### Work to complete
Using the records below, count the lines with "people" in them. Give the number only.

### Data listing
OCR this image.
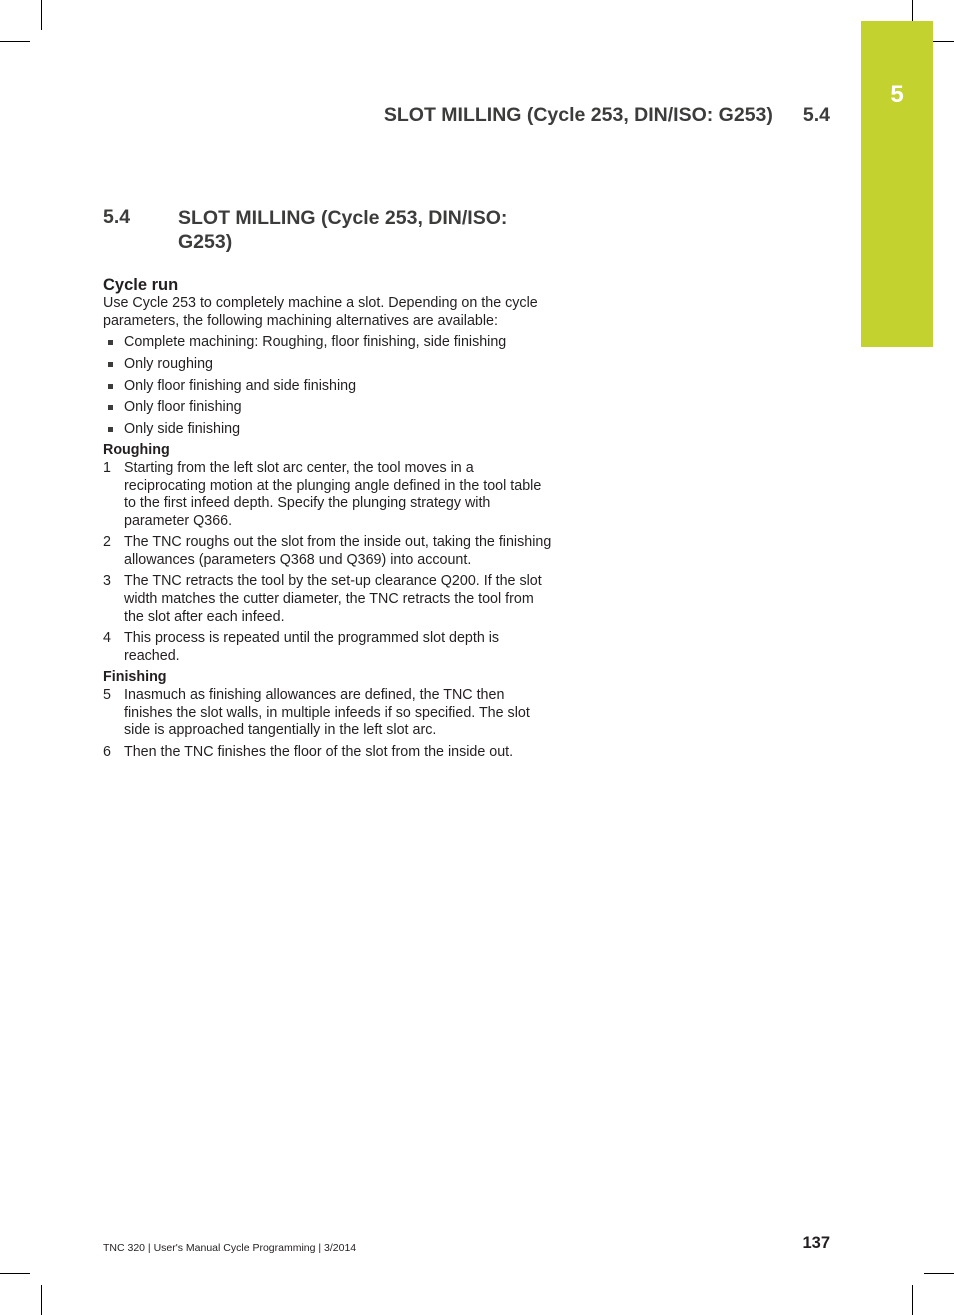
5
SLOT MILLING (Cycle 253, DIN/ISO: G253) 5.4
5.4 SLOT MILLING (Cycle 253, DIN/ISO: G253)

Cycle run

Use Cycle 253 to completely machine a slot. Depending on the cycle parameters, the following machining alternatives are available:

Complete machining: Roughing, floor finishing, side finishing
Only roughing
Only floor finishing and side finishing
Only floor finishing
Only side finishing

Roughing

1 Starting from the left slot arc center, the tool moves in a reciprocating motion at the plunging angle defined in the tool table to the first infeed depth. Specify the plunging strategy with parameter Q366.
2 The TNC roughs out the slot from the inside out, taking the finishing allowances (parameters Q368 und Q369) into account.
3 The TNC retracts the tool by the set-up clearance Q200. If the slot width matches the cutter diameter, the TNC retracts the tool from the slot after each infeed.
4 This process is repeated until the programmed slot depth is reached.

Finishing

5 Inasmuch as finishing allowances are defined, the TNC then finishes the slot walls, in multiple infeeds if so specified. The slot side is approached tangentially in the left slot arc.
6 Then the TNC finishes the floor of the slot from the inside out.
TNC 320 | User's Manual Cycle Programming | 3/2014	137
* * *
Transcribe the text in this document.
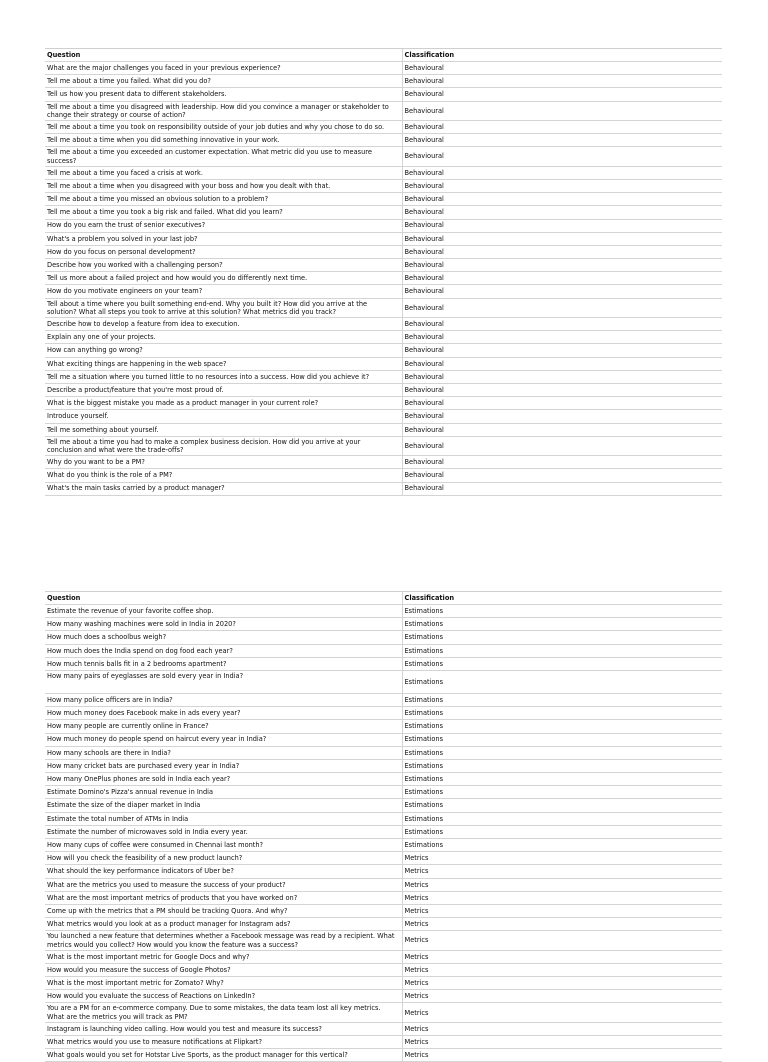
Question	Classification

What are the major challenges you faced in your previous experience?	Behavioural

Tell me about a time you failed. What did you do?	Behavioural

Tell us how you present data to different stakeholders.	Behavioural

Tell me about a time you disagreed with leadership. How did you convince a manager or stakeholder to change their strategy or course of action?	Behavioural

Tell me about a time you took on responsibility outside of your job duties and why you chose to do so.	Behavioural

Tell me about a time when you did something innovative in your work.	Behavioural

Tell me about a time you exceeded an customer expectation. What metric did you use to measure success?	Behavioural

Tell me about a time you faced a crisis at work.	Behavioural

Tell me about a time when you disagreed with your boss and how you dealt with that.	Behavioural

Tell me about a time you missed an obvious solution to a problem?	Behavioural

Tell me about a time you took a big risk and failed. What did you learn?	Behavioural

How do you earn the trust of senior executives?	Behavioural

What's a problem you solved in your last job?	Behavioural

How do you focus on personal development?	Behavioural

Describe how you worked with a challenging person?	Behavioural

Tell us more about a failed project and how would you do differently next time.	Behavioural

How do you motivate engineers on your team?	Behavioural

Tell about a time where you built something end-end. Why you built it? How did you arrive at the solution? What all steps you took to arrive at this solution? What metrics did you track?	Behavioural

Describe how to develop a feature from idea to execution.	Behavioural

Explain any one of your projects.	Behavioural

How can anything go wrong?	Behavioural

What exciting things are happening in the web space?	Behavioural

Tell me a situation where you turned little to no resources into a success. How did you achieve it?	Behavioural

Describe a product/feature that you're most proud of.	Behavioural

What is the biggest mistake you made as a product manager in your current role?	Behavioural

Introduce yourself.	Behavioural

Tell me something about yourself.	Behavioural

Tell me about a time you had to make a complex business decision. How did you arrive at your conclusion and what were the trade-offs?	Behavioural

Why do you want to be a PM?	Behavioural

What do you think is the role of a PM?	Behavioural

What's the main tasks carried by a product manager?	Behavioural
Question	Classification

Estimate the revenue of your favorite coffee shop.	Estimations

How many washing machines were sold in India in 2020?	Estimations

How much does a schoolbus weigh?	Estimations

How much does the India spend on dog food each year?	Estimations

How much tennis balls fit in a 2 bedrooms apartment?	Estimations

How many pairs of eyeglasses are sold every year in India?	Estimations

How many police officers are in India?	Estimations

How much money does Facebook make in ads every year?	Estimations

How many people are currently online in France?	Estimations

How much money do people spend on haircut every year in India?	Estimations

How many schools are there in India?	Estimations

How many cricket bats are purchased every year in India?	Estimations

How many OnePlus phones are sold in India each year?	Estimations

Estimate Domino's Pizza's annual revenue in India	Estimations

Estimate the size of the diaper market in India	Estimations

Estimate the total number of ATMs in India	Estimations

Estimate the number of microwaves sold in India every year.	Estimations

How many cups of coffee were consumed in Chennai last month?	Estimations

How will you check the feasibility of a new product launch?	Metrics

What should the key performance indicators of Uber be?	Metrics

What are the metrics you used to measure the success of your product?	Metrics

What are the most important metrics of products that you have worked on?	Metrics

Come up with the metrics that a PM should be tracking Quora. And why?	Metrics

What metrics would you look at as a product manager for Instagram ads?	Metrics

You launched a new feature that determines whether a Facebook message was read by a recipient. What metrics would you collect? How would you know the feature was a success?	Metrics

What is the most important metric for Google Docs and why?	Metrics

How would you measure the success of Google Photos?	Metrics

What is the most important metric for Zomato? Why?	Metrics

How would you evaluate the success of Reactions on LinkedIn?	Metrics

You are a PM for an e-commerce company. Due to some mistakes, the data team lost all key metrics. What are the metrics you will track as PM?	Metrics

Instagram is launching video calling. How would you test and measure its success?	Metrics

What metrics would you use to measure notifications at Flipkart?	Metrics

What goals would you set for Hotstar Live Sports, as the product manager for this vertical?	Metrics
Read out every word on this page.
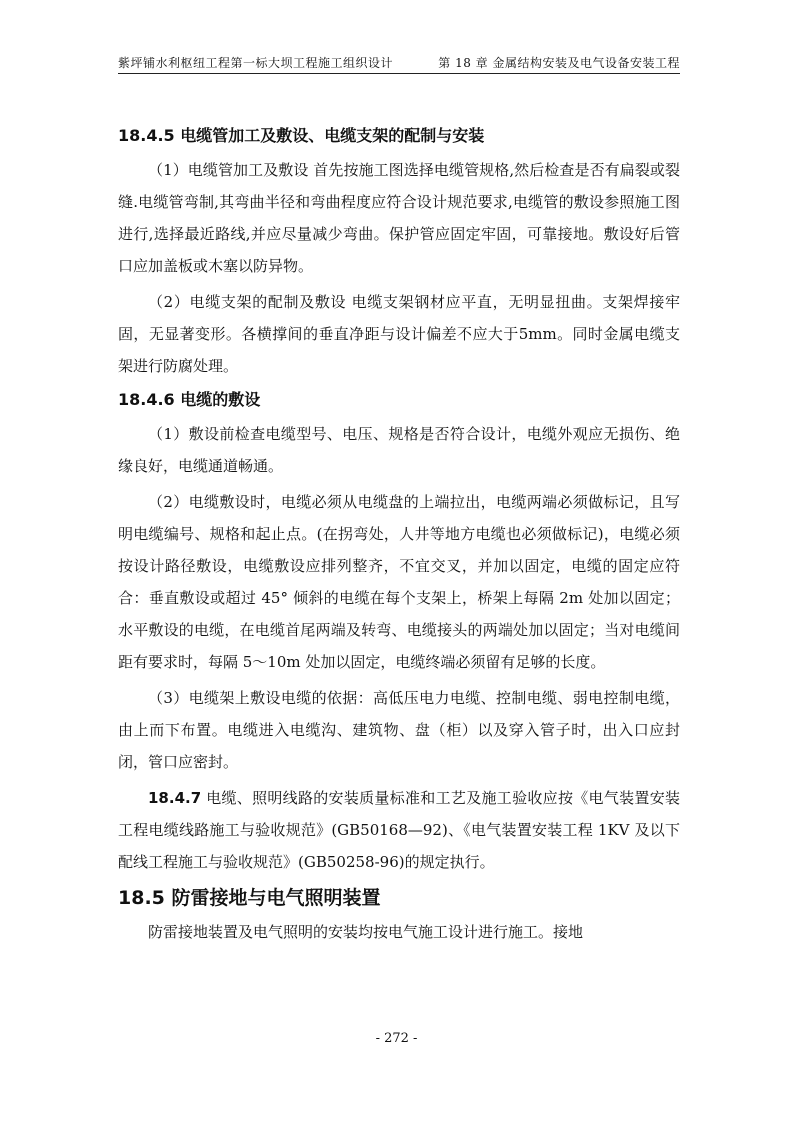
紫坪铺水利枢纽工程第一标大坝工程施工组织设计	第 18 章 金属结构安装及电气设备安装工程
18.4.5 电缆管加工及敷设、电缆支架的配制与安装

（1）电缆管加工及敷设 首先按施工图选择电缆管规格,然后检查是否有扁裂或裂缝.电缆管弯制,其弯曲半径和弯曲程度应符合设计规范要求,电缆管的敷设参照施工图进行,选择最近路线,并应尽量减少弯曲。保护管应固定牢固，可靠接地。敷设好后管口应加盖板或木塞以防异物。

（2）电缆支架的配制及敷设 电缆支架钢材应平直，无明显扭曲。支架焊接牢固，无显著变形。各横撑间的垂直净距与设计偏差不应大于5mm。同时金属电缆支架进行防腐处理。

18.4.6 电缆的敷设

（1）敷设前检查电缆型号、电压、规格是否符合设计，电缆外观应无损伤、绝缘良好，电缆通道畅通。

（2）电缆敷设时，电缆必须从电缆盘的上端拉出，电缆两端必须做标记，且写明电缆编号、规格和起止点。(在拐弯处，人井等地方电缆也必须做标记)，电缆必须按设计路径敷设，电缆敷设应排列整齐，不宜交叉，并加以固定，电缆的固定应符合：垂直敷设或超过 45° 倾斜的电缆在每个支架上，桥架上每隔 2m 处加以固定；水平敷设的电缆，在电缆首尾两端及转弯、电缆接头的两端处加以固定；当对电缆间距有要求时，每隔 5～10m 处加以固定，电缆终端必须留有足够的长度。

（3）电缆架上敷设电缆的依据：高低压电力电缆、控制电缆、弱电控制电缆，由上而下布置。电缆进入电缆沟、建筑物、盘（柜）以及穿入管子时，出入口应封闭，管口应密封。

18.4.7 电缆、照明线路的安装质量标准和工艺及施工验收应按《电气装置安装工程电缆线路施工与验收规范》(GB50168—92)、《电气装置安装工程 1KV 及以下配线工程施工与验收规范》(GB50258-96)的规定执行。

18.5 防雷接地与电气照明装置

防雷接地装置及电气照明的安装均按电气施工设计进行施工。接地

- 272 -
==
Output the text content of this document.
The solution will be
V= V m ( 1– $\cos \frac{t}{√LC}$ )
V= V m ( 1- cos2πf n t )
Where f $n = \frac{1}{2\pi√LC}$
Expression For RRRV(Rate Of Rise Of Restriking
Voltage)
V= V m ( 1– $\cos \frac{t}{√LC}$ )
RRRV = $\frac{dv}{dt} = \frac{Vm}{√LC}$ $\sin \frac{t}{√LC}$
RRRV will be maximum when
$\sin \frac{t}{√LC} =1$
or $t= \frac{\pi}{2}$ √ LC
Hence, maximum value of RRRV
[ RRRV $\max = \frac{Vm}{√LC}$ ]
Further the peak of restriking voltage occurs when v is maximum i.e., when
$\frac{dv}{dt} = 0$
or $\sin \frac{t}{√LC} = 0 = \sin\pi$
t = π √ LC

### Answer for this exercise
2